Exercise brief. Wherever the string "this" appears in the listing, copy that line.

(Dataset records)
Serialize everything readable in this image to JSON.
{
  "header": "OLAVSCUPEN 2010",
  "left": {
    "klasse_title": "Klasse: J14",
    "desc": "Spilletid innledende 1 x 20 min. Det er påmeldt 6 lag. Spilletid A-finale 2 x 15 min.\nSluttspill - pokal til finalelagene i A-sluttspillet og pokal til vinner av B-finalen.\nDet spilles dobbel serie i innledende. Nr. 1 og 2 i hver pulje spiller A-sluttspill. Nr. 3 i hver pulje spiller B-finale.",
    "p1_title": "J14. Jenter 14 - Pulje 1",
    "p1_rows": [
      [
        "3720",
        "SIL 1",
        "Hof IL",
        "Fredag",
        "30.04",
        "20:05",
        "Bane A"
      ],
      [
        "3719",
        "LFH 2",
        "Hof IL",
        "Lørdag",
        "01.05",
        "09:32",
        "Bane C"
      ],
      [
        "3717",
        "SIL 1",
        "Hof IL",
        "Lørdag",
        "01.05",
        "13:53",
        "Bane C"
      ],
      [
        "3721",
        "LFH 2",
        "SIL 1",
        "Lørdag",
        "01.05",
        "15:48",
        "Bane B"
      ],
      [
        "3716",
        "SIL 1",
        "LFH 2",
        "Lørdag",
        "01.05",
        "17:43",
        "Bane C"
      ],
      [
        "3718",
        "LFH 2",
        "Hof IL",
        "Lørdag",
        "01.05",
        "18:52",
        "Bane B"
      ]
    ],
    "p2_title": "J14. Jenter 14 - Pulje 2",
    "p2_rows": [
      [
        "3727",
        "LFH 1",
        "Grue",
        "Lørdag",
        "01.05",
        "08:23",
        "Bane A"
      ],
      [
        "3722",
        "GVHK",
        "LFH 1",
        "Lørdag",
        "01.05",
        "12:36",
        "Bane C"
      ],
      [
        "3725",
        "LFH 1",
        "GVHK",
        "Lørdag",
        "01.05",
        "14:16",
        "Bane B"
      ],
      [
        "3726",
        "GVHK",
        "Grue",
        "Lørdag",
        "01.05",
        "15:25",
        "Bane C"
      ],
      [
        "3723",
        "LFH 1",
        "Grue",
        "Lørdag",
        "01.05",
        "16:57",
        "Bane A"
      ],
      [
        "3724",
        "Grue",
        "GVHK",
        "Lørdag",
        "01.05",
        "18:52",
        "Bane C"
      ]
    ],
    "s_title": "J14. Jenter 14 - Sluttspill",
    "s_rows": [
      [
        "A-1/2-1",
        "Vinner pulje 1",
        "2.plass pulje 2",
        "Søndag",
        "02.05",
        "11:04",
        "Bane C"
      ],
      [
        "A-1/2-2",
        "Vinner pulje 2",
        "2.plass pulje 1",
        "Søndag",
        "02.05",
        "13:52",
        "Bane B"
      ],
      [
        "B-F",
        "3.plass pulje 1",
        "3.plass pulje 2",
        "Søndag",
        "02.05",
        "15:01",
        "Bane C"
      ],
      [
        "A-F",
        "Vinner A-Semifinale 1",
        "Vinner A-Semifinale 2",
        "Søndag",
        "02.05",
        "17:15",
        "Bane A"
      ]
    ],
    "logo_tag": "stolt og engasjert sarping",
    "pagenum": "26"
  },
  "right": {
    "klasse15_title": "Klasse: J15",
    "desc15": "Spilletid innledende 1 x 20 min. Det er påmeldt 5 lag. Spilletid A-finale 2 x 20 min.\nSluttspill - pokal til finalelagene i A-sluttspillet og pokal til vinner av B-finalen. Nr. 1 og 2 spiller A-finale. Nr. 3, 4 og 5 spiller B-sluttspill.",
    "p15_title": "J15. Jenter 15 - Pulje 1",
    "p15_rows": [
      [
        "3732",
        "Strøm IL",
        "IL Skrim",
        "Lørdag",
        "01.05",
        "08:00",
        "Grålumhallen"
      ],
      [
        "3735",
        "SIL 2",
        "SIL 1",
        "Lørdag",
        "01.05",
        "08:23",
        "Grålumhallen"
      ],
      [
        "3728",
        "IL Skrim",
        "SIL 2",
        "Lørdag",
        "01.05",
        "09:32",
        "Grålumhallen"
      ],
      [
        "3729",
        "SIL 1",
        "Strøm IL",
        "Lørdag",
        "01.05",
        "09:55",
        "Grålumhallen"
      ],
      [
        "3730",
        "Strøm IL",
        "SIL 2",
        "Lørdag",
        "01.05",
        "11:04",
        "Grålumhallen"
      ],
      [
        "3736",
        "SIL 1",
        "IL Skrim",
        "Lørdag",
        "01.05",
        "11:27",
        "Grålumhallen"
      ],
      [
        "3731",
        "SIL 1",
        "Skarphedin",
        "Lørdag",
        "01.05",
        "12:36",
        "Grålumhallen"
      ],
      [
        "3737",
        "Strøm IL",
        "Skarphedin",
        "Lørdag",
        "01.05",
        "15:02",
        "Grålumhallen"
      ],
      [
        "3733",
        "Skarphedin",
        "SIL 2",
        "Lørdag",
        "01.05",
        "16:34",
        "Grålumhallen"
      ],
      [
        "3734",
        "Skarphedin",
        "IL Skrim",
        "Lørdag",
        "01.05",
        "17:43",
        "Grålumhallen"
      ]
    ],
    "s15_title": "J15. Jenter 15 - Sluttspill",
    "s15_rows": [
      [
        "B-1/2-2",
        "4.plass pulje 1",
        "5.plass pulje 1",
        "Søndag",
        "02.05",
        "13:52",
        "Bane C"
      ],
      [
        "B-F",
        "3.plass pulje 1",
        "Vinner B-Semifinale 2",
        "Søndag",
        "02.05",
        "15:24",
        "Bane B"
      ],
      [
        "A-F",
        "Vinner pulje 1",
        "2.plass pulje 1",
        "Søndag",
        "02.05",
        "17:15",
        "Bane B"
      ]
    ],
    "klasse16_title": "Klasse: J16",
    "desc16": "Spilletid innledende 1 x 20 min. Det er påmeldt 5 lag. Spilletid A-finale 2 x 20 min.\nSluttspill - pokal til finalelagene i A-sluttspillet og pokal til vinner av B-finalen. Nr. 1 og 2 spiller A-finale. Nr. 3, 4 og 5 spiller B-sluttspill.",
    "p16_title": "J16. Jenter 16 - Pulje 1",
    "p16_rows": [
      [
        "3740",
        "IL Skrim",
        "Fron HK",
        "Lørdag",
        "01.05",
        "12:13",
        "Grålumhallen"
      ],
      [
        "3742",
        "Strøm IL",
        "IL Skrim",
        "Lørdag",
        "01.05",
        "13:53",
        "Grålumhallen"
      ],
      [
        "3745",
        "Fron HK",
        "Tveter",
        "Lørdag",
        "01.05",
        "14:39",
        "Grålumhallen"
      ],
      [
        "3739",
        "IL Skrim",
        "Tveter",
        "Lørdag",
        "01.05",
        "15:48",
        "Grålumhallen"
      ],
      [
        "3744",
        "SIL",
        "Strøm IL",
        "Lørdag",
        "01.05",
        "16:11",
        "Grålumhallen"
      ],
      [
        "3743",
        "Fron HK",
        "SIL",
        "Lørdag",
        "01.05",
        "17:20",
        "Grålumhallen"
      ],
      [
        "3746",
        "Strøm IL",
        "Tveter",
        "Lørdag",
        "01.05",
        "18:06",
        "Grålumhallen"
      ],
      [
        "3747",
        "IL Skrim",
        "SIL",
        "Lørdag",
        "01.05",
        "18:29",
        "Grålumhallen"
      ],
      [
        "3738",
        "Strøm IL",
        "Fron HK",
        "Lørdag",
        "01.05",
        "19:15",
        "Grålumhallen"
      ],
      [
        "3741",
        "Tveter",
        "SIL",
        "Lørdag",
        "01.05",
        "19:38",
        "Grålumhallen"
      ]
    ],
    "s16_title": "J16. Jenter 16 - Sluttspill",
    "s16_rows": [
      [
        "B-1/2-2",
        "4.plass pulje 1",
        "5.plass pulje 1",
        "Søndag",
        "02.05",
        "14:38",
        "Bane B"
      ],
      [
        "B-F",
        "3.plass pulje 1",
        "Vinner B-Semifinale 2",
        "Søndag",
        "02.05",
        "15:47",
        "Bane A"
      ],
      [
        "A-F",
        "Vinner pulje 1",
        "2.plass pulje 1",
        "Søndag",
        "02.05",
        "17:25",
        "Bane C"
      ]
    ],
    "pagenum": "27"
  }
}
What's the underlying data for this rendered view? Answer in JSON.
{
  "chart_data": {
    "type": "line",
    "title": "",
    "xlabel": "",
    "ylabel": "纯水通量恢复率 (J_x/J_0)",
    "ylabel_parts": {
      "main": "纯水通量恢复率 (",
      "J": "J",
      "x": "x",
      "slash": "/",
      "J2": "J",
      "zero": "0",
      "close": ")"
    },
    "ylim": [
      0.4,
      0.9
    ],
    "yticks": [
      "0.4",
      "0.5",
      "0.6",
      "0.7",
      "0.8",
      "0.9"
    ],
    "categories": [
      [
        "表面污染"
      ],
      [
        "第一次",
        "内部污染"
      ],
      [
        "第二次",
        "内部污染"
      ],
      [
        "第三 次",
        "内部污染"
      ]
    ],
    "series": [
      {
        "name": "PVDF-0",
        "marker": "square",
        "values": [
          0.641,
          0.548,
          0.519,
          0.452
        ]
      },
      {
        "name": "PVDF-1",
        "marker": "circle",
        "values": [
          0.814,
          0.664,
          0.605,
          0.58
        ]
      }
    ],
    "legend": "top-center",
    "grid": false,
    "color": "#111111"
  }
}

Written response.
Serialize everything readable in this image to JSON.
What's the underlying data for this rendered view? Answer in JSON.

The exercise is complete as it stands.